→ Brief: Look through the listing below and give the number of lines that hold "page". Say nothing more.
════════
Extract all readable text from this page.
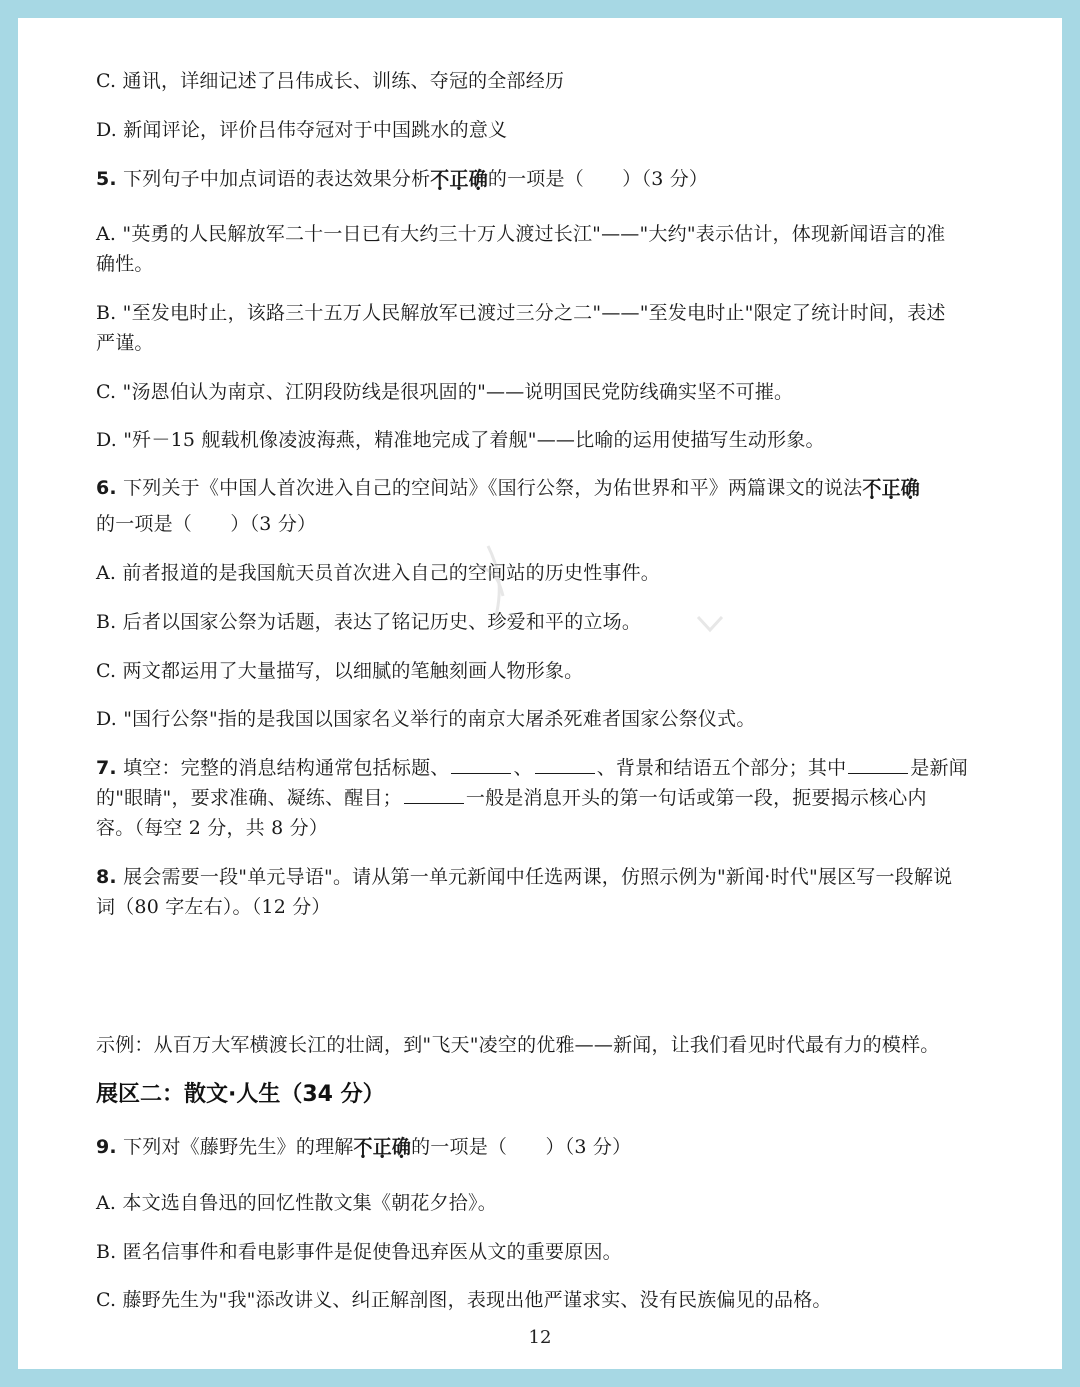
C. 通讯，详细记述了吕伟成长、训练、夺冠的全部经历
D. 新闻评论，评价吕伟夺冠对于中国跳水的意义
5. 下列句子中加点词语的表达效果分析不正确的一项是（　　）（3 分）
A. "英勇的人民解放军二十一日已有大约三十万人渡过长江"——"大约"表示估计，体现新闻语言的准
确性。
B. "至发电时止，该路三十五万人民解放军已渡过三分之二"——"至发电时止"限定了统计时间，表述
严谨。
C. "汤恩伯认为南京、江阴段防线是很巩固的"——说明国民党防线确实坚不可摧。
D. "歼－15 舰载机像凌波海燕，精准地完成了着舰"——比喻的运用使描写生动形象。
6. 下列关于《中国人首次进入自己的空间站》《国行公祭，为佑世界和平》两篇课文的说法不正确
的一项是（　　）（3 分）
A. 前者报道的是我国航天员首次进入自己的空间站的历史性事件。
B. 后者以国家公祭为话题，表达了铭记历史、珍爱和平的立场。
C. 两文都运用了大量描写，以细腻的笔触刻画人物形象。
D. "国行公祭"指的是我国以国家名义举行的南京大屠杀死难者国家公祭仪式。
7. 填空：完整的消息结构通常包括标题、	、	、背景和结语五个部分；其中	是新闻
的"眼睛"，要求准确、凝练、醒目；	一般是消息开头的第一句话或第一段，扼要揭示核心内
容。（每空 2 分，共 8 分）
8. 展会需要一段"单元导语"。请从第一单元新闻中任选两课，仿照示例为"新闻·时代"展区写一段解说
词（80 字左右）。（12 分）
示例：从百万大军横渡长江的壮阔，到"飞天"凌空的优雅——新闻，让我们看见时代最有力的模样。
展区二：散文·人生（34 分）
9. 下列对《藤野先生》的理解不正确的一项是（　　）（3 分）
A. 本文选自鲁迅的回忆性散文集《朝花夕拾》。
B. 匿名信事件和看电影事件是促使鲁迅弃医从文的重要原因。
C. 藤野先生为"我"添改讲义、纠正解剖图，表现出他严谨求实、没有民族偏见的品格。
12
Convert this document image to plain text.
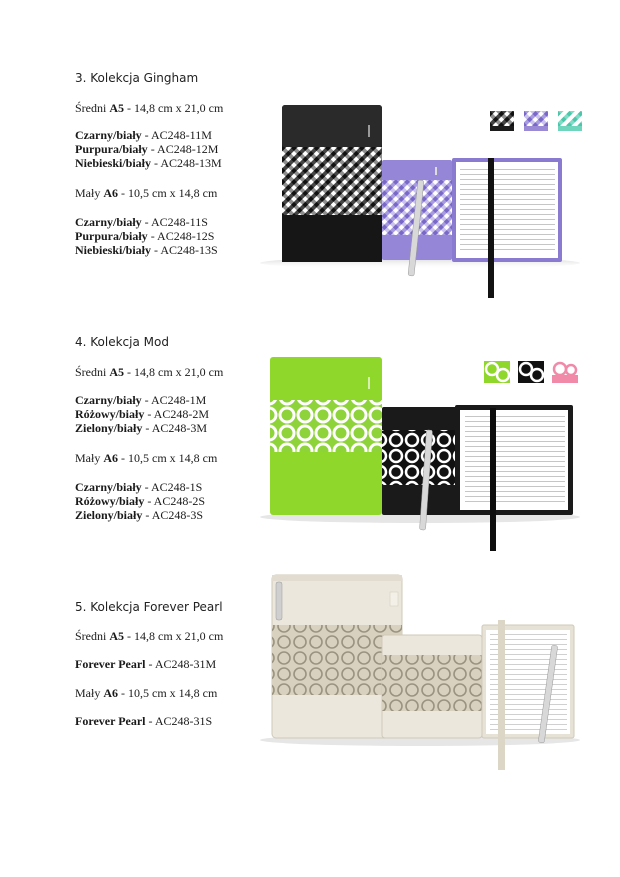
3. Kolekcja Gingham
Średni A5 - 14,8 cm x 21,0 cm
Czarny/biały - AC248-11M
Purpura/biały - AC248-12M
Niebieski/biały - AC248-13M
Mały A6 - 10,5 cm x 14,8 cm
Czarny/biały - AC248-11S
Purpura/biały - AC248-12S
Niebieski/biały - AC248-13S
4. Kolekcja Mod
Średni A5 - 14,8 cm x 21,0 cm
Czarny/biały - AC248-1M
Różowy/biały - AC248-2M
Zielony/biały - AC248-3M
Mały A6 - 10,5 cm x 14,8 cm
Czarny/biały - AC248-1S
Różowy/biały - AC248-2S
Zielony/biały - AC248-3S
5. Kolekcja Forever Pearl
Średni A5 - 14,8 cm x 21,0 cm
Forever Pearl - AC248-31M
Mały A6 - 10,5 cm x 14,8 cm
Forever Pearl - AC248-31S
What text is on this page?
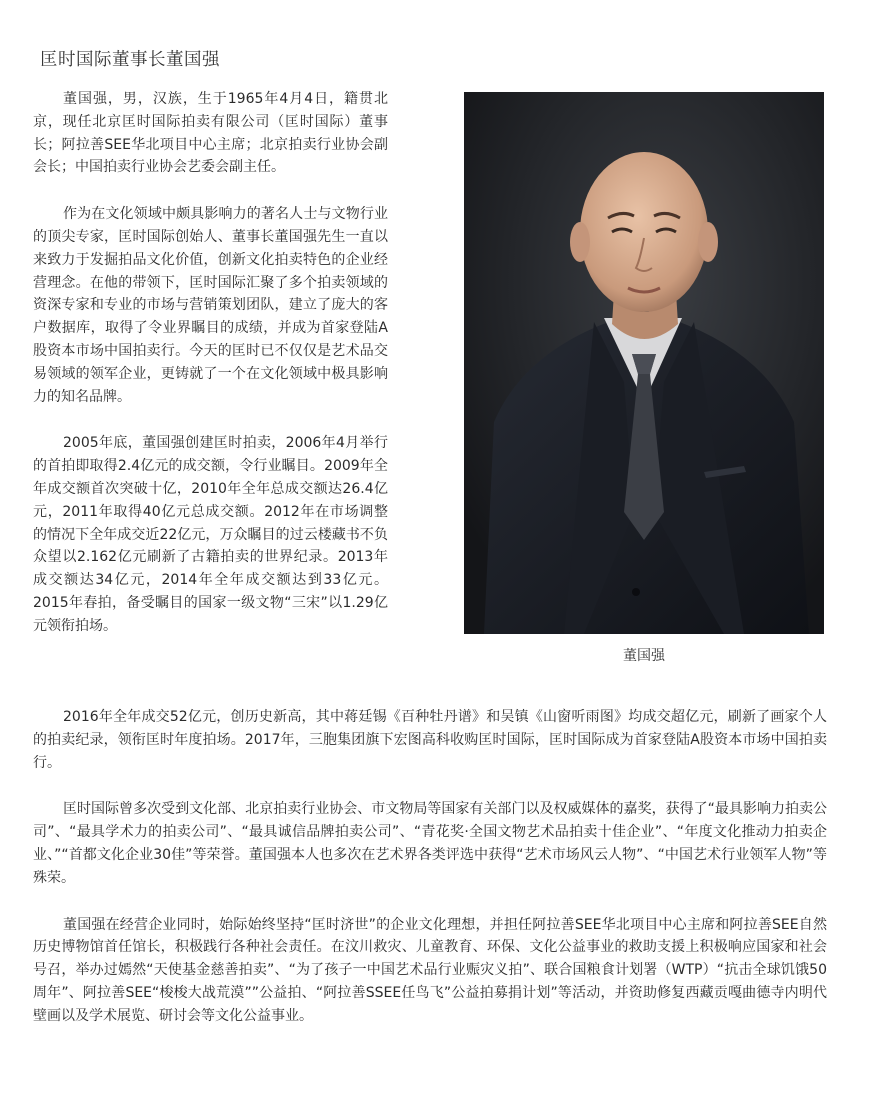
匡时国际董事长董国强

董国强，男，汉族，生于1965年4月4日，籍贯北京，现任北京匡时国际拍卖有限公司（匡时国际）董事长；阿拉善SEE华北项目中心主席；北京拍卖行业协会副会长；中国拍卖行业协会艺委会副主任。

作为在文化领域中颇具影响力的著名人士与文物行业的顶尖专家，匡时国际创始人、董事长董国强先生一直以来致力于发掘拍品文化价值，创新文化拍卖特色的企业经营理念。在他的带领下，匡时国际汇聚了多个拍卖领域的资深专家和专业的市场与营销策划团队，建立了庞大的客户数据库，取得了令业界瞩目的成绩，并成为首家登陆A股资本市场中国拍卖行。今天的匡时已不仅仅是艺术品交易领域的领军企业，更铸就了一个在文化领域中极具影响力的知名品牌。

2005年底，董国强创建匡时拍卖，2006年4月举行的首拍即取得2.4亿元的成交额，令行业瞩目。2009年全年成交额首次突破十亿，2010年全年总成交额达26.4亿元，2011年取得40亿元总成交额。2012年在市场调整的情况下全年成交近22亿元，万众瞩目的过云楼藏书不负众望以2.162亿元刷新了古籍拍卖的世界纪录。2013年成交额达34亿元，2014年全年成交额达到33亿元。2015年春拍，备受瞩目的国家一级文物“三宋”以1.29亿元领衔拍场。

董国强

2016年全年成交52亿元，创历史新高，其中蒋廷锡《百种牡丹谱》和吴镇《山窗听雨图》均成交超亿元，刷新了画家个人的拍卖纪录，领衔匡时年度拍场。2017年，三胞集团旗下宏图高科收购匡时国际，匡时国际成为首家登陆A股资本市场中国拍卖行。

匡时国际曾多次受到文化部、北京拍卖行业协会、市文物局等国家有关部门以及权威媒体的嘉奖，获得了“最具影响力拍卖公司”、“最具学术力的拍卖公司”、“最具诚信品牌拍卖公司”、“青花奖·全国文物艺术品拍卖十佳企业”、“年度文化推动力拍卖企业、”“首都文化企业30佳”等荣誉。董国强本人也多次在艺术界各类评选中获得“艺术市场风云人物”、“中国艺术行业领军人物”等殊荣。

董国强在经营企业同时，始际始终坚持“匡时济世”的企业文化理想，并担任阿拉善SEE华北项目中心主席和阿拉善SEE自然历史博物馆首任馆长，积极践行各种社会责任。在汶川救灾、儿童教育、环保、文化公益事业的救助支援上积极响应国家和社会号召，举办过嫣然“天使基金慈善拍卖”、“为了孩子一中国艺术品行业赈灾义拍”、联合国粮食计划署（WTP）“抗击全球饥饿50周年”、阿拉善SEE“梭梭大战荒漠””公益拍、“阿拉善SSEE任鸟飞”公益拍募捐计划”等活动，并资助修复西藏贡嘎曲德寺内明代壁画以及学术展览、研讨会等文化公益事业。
════════
→ Response to this task: 2